[Records from a collection]

## start

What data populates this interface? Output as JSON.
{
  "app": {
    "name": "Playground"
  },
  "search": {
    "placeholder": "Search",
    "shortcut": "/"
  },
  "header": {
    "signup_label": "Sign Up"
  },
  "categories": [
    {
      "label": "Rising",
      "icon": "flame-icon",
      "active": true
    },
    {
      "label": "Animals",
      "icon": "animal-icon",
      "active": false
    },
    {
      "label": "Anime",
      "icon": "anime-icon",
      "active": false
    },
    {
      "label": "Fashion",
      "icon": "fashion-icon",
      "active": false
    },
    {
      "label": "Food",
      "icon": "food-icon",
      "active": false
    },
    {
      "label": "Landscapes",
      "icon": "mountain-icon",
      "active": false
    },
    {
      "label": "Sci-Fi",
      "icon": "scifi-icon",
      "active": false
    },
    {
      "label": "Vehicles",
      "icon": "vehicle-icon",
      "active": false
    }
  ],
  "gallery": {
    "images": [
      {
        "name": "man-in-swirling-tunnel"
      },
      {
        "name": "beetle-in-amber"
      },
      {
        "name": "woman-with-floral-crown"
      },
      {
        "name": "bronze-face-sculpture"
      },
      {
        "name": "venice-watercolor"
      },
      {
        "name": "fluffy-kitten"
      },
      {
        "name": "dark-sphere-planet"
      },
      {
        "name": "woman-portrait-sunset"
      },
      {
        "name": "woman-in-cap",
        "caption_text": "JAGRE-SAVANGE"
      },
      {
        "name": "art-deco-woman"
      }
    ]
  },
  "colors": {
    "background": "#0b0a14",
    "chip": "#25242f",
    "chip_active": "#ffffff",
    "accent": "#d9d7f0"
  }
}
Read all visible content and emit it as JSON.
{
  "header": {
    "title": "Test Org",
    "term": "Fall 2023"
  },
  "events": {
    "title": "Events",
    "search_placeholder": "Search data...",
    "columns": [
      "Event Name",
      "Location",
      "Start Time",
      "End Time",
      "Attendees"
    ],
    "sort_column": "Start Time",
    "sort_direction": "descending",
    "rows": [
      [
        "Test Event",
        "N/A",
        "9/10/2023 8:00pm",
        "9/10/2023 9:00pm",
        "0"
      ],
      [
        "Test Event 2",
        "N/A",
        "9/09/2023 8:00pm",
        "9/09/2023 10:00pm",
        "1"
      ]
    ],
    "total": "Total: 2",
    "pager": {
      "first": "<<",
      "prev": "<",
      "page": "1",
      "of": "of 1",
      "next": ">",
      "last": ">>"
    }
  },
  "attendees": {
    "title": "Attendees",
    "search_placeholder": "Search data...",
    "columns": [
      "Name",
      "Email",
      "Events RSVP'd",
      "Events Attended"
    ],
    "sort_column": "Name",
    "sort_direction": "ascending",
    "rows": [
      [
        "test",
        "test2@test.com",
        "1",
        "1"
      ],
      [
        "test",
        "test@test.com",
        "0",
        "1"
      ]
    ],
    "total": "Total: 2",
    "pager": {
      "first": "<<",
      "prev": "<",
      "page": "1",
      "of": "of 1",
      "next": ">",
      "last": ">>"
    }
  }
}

## end

In the entries above, take the line containing "Read all visible content and emit it as JSON." and each later line through the last, and repeat them exactly. Output nothing else.

**SOLUTION TO THIS EXERCISE:**
Read all visible content and emit it as JSON.
{
  "header": {
    "title": "Test Org",
    "term": "Fall 2023"
  },
  "events": {
    "title": "Events",
    "search_placeholder": "Search data...",
    "columns": [
      "Event Name",
      "Location",
      "Start Time",
      "End Time",
      "Attendees"
    ],
    "sort_column": "Start Time",
    "sort_direction": "descending",
    "rows": [
      [
        "Test Event",
        "N/A",
        "9/10/2023 8:00pm",
        "9/10/2023 9:00pm",
        "0"
      ],
      [
        "Test Event 2",
        "N/A",
        "9/09/2023 8:00pm",
        "9/09/2023 10:00pm",
        "1"
      ]
    ],
    "total": "Total: 2",
    "pager": {
      "first": "<<",
      "prev": "<",
      "page": "1",
      "of": "of 1",
      "next": ">",
      "last": ">>"
    }
  },
  "attendees": {
    "title": "Attendees",
    "search_placeholder": "Search data...",
    "columns": [
      "Name",
      "Email",
      "Events RSVP'd",
      "Events Attended"
    ],
    "sort_column": "Name",
    "sort_direction": "ascending",
    "rows": [
      [
        "test",
        "test2@test.com",
        "1",
        "1"
      ],
      [
        "test",
        "test@test.com",
        "0",
        "1"
      ]
    ],
    "total": "Total: 2",
    "pager": {
      "first": "<<",
      "prev": "<",
      "page": "1",
      "of": "of 1",
      "next": ">",
      "last": ">>"
    }
  }
}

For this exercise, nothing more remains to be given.